YOUR OBJECTIVE - Under this task are some entries; return every one of them exactly.

____

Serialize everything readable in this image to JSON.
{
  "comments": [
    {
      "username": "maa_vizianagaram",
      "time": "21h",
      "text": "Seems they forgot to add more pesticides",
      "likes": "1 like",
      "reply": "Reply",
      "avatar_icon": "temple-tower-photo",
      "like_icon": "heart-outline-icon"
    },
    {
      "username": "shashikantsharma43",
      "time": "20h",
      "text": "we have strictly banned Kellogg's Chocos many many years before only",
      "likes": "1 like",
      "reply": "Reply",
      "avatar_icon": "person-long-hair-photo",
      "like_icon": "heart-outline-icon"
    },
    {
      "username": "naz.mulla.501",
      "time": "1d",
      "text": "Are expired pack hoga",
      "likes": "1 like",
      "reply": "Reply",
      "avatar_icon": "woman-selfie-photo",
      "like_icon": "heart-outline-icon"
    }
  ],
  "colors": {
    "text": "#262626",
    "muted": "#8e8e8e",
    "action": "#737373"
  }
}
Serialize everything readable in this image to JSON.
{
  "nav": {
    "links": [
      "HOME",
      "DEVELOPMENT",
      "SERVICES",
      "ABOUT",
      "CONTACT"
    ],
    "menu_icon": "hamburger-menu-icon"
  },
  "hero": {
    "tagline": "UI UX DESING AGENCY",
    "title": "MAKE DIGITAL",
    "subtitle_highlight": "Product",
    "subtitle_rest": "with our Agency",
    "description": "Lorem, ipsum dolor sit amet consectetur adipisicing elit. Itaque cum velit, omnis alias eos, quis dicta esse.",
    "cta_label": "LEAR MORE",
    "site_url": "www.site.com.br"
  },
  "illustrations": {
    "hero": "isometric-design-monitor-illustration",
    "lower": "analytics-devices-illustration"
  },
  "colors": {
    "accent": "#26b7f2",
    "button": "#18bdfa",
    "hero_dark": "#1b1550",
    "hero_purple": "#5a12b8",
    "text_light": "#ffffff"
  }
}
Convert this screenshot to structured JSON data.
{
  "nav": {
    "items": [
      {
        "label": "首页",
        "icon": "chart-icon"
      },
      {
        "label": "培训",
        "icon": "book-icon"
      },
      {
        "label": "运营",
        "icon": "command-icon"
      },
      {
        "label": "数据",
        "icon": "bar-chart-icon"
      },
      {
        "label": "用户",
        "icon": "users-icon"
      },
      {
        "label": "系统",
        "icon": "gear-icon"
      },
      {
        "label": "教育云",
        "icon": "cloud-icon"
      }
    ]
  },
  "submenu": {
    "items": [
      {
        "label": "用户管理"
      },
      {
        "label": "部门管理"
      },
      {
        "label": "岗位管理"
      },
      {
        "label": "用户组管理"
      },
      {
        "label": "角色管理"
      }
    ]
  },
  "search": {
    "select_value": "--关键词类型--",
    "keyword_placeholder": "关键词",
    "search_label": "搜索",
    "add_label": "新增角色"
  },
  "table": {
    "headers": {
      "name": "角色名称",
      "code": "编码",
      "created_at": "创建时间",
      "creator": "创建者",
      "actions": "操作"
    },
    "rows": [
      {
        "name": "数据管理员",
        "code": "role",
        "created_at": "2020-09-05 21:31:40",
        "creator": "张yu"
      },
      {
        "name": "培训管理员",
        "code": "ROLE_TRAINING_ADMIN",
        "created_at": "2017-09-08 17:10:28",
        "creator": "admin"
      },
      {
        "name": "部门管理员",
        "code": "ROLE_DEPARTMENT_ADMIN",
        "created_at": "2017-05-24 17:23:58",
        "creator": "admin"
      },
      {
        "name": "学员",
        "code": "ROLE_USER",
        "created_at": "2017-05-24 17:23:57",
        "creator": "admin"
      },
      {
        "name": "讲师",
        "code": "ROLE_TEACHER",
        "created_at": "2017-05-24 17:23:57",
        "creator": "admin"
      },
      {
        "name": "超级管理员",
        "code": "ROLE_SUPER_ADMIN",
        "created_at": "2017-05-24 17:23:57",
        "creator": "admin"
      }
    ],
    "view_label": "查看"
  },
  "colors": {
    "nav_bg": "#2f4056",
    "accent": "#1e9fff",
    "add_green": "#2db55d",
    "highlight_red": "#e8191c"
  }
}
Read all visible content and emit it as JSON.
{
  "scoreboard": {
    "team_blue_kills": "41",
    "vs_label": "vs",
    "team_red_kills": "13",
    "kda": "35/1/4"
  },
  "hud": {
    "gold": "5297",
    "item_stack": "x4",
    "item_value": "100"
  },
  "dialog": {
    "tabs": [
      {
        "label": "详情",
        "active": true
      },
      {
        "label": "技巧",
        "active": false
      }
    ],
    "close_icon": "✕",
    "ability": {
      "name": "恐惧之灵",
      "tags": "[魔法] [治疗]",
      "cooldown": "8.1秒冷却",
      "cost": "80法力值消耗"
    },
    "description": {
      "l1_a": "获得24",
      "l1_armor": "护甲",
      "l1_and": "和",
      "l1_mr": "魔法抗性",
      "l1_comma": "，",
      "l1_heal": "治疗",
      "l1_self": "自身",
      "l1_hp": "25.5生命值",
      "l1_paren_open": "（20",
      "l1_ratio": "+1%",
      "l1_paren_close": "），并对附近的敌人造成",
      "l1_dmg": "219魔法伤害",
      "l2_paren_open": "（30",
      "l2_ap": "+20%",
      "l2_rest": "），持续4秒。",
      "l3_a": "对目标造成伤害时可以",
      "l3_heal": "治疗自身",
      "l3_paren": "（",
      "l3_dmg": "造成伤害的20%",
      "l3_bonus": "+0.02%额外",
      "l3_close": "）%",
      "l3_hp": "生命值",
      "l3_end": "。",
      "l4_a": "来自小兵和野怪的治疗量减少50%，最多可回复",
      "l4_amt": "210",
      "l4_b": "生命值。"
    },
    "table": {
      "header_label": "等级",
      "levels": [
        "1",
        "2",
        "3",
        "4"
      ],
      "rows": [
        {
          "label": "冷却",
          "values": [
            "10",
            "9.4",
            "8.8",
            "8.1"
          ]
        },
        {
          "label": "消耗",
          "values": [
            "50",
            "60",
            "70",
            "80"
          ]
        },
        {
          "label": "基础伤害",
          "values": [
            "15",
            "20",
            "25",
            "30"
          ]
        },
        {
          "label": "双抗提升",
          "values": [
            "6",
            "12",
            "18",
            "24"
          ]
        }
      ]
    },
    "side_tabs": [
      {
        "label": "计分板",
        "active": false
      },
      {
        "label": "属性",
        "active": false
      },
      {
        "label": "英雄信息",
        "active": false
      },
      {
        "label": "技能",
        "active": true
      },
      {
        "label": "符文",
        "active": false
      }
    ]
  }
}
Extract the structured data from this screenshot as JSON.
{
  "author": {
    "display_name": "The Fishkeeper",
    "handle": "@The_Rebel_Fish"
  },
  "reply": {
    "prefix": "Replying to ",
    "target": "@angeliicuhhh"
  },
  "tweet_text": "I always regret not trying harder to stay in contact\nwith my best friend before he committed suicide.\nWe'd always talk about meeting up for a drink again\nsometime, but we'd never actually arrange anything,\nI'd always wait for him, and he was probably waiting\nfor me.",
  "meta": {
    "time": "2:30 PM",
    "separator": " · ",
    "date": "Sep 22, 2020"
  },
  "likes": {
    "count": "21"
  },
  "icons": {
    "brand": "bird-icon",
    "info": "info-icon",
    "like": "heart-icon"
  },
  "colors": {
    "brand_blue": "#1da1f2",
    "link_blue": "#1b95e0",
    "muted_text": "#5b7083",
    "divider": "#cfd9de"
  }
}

____

WRITTEN ANSWER -
Serialize everything readable in this image to JSON.
{
  "comments": [
    {
      "username": "maa_vizianagaram",
      "time": "21h",
      "text": "Seems they forgot to add more pesticides",
      "likes": "1 like",
      "reply": "Reply",
      "avatar_icon": "temple-tower-photo",
      "like_icon": "heart-outline-icon"
    },
    {
      "username": "shashikantsharma43",
      "time": "20h",
      "text": "we have strictly banned Kellogg's Chocos many many years before only",
      "likes": "1 like",
      "reply": "Reply",
      "avatar_icon": "person-long-hair-photo",
      "like_icon": "heart-outline-icon"
    },
    {
      "username": "naz.mulla.501",
      "time": "1d",
      "text": "Are expired pack hoga",
      "likes": "1 like",
      "reply": "Reply",
      "avatar_icon": "woman-selfie-photo",
      "like_icon": "heart-outline-icon"
    }
  ],
  "colors": {
    "text": "#262626",
    "muted": "#8e8e8e",
    "action": "#737373"
  }
}
Serialize everything readable in this image to JSON.
{
  "nav": {
    "links": [
      "HOME",
      "DEVELOPMENT",
      "SERVICES",
      "ABOUT",
      "CONTACT"
    ],
    "menu_icon": "hamburger-menu-icon"
  },
  "hero": {
    "tagline": "UI UX DESING AGENCY",
    "title": "MAKE DIGITAL",
    "subtitle_highlight": "Product",
    "subtitle_rest": "with our Agency",
    "description": "Lorem, ipsum dolor sit amet consectetur adipisicing elit. Itaque cum velit, omnis alias eos, quis dicta esse.",
    "cta_label": "LEAR MORE",
    "site_url": "www.site.com.br"
  },
  "illustrations": {
    "hero": "isometric-design-monitor-illustration",
    "lower": "analytics-devices-illustration"
  },
  "colors": {
    "accent": "#26b7f2",
    "button": "#18bdfa",
    "hero_dark": "#1b1550",
    "hero_purple": "#5a12b8",
    "text_light": "#ffffff"
  }
}
Convert this screenshot to structured JSON data.
{
  "nav": {
    "items": [
      {
        "label": "首页",
        "icon": "chart-icon"
      },
      {
        "label": "培训",
        "icon": "book-icon"
      },
      {
        "label": "运营",
        "icon": "command-icon"
      },
      {
        "label": "数据",
        "icon": "bar-chart-icon"
      },
      {
        "label": "用户",
        "icon": "users-icon"
      },
      {
        "label": "系统",
        "icon": "gear-icon"
      },
      {
        "label": "教育云",
        "icon": "cloud-icon"
      }
    ]
  },
  "submenu": {
    "items": [
      {
        "label": "用户管理"
      },
      {
        "label": "部门管理"
      },
      {
        "label": "岗位管理"
      },
      {
        "label": "用户组管理"
      },
      {
        "label": "角色管理"
      }
    ]
  },
  "search": {
    "select_value": "--关键词类型--",
    "keyword_placeholder": "关键词",
    "search_label": "搜索",
    "add_label": "新增角色"
  },
  "table": {
    "headers": {
      "name": "角色名称",
      "code": "编码",
      "created_at": "创建时间",
      "creator": "创建者",
      "actions": "操作"
    },
    "rows": [
      {
        "name": "数据管理员",
        "code": "role",
        "created_at": "2020-09-05 21:31:40",
        "creator": "张yu"
      },
      {
        "name": "培训管理员",
        "code": "ROLE_TRAINING_ADMIN",
        "created_at": "2017-09-08 17:10:28",
        "creator": "admin"
      },
      {
        "name": "部门管理员",
        "code": "ROLE_DEPARTMENT_ADMIN",
        "created_at": "2017-05-24 17:23:58",
        "creator": "admin"
      },
      {
        "name": "学员",
        "code": "ROLE_USER",
        "created_at": "2017-05-24 17:23:57",
        "creator": "admin"
      },
      {
        "name": "讲师",
        "code": "ROLE_TEACHER",
        "created_at": "2017-05-24 17:23:57",
        "creator": "admin"
      },
      {
        "name": "超级管理员",
        "code": "ROLE_SUPER_ADMIN",
        "created_at": "2017-05-24 17:23:57",
        "creator": "admin"
      }
    ],
    "view_label": "查看"
  },
  "colors": {
    "nav_bg": "#2f4056",
    "accent": "#1e9fff",
    "add_green": "#2db55d",
    "highlight_red": "#e8191c"
  }
}
Read all visible content and emit it as JSON.
{
  "scoreboard": {
    "team_blue_kills": "41",
    "vs_label": "vs",
    "team_red_kills": "13",
    "kda": "35/1/4"
  },
  "hud": {
    "gold": "5297",
    "item_stack": "x4",
    "item_value": "100"
  },
  "dialog": {
    "tabs": [
      {
        "label": "详情",
        "active": true
      },
      {
        "label": "技巧",
        "active": false
      }
    ],
    "close_icon": "✕",
    "ability": {
      "name": "恐惧之灵",
      "tags": "[魔法] [治疗]",
      "cooldown": "8.1秒冷却",
      "cost": "80法力值消耗"
    },
    "description": {
      "l1_a": "获得24",
      "l1_armor": "护甲",
      "l1_and": "和",
      "l1_mr": "魔法抗性",
      "l1_comma": "，",
      "l1_heal": "治疗",
      "l1_self": "自身",
      "l1_hp": "25.5生命值",
      "l1_paren_open": "（20",
      "l1_ratio": "+1%",
      "l1_paren_close": "），并对附近的敌人造成",
      "l1_dmg": "219魔法伤害",
      "l2_paren_open": "（30",
      "l2_ap": "+20%",
      "l2_rest": "），持续4秒。",
      "l3_a": "对目标造成伤害时可以",
      "l3_heal": "治疗自身",
      "l3_paren": "（",
      "l3_dmg": "造成伤害的20%",
      "l3_bonus": "+0.02%额外",
      "l3_close": "）%",
      "l3_hp": "生命值",
      "l3_end": "。",
      "l4_a": "来自小兵和野怪的治疗量减少50%，最多可回复",
      "l4_amt": "210",
      "l4_b": "生命值。"
    },
    "table": {
      "header_label": "等级",
      "levels": [
        "1",
        "2",
        "3",
        "4"
      ],
      "rows": [
        {
          "label": "冷却",
          "values": [
            "10",
            "9.4",
            "8.8",
            "8.1"
          ]
        },
        {
          "label": "消耗",
          "values": [
            "50",
            "60",
            "70",
            "80"
          ]
        },
        {
          "label": "基础伤害",
          "values": [
            "15",
            "20",
            "25",
            "30"
          ]
        },
        {
          "label": "双抗提升",
          "values": [
            "6",
            "12",
            "18",
            "24"
          ]
        }
      ]
    },
    "side_tabs": [
      {
        "label": "计分板",
        "active": false
      },
      {
        "label": "属性",
        "active": false
      },
      {
        "label": "英雄信息",
        "active": false
      },
      {
        "label": "技能",
        "active": true
      },
      {
        "label": "符文",
        "active": false
      }
    ]
  }
}
Extract the structured data from this screenshot as JSON.
{
  "author": {
    "display_name": "The Fishkeeper",
    "handle": "@The_Rebel_Fish"
  },
  "reply": {
    "prefix": "Replying to ",
    "target": "@angeliicuhhh"
  },
  "tweet_text": "I always regret not trying harder to stay in contact\nwith my best friend before he committed suicide.\nWe'd always talk about meeting up for a drink again\nsometime, but we'd never actually arrange anything,\nI'd always wait for him, and he was probably waiting\nfor me.",
  "meta": {
    "time": "2:30 PM",
    "separator": " · ",
    "date": "Sep 22, 2020"
  },
  "likes": {
    "count": "21"
  },
  "icons": {
    "brand": "bird-icon",
    "info": "info-icon",
    "like": "heart-icon"
  },
  "colors": {
    "brand_blue": "#1da1f2",
    "link_blue": "#1b95e0",
    "muted_text": "#5b7083",
    "divider": "#cfd9de"
  }
}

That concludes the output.